■ Request:
The records that follow are to be transcribed in full, without their images.

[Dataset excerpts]
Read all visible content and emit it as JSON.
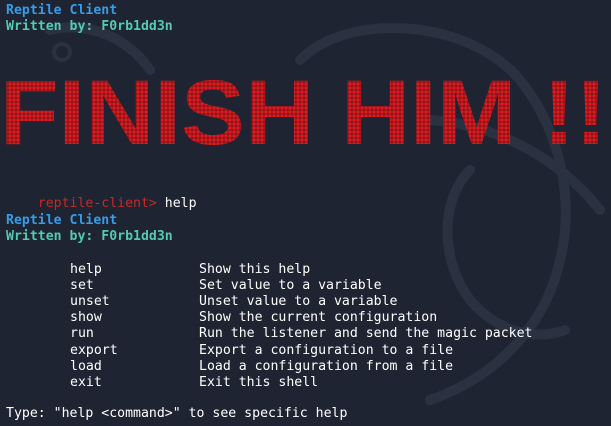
{
  "window": {
    "background": "#1e2431",
    "accent_red": "#e01c22"
  },
  "banner_top": {
    "title": "Reptile Client",
    "author": "Written by: F0rb1dd3n"
  },
  "finish_banner": {
    "text": "FINISH HIM !!",
    "color": "#e01c22"
  },
  "prompt": {
    "label": "reptile-client>",
    "command": " help"
  },
  "banner_second": {
    "title": "Reptile Client",
    "author": "Written by: F0rb1dd3n"
  },
  "help_table": [
    {
      "command": "help",
      "description": "Show this help"
    },
    {
      "command": "set",
      "description": "Set value to a variable"
    },
    {
      "command": "unset",
      "description": "Unset value to a variable"
    },
    {
      "command": "show",
      "description": "Show the current configuration"
    },
    {
      "command": "run",
      "description": "Run the listener and send the magic packet"
    },
    {
      "command": "export",
      "description": "Export a configuration to a file"
    },
    {
      "command": "load",
      "description": "Load a configuration from a file"
    },
    {
      "command": "exit",
      "description": "Exit this shell"
    }
  ],
  "footer": {
    "hint": "Type: \"help <command>\" to see specific help"
  }
}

■ Solution for this task:
Read all visible content and emit it as JSON.
{
  "window": {
    "background": "#1e2431",
    "accent_red": "#e01c22"
  },
  "banner_top": {
    "title": "Reptile Client",
    "author": "Written by: F0rb1dd3n"
  },
  "finish_banner": {
    "text": "FINISH HIM !!",
    "color": "#e01c22"
  },
  "prompt": {
    "label": "reptile-client>",
    "command": " help"
  },
  "banner_second": {
    "title": "Reptile Client",
    "author": "Written by: F0rb1dd3n"
  },
  "help_table": [
    {
      "command": "help",
      "description": "Show this help"
    },
    {
      "command": "set",
      "description": "Set value to a variable"
    },
    {
      "command": "unset",
      "description": "Unset value to a variable"
    },
    {
      "command": "show",
      "description": "Show the current configuration"
    },
    {
      "command": "run",
      "description": "Run the listener and send the magic packet"
    },
    {
      "command": "export",
      "description": "Export a configuration to a file"
    },
    {
      "command": "load",
      "description": "Load a configuration from a file"
    },
    {
      "command": "exit",
      "description": "Exit this shell"
    }
  ],
  "footer": {
    "hint": "Type: \"help <command>\" to see specific help"
  }
}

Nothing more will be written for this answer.